[START OF Data to use]
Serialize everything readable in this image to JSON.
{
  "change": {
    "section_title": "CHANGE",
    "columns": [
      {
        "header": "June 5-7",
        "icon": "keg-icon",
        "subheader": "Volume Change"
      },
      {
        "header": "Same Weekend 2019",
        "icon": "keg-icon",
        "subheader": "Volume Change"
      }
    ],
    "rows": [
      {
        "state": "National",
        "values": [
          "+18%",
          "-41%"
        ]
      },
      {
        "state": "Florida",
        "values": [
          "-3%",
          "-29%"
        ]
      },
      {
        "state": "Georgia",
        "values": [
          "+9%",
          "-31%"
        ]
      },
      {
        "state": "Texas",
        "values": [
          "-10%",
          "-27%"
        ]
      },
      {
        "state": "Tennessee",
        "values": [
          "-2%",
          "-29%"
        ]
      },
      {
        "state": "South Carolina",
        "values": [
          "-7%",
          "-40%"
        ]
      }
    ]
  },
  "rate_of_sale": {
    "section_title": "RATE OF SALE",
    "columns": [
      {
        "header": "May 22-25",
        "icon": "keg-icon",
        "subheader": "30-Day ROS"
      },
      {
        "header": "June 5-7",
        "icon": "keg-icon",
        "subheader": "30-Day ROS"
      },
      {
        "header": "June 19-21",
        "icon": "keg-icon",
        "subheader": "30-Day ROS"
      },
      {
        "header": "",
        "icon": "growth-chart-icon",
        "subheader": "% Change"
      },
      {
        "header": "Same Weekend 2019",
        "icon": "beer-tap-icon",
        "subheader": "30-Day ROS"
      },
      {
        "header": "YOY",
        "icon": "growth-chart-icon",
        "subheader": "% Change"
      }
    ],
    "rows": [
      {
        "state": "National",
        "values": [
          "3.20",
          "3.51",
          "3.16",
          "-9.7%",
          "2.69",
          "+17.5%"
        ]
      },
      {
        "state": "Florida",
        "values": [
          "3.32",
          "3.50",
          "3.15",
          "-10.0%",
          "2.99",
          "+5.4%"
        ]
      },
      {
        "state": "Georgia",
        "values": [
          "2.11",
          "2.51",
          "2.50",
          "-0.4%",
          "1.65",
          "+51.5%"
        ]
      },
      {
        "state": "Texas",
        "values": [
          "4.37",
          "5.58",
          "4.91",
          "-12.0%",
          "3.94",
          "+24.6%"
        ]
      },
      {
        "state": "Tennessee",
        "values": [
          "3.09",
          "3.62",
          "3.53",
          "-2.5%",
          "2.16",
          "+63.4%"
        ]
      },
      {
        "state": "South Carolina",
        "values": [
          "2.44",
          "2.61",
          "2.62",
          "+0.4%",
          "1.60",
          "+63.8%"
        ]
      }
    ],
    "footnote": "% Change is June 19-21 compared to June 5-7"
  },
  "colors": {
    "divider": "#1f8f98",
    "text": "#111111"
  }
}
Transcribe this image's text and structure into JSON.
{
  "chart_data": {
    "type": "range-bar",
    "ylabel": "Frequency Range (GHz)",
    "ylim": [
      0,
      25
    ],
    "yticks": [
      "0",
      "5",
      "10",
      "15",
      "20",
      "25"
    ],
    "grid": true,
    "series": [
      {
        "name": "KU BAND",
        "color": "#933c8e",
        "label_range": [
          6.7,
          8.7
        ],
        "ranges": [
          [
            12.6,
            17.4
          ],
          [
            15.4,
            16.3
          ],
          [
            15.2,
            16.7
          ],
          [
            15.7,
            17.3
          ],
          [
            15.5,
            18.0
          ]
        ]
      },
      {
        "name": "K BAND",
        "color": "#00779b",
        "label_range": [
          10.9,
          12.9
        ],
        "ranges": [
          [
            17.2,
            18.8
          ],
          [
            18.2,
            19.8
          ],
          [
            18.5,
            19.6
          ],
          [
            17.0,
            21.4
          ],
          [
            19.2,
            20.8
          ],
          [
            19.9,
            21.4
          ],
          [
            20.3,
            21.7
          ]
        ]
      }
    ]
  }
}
[END OF Data to use]
> [Your instructions] Show all lines in the entries above where the word "JSON" appears.

> [In response]
Serialize everything readable in this image to JSON.
Transcribe this image's text and structure into JSON.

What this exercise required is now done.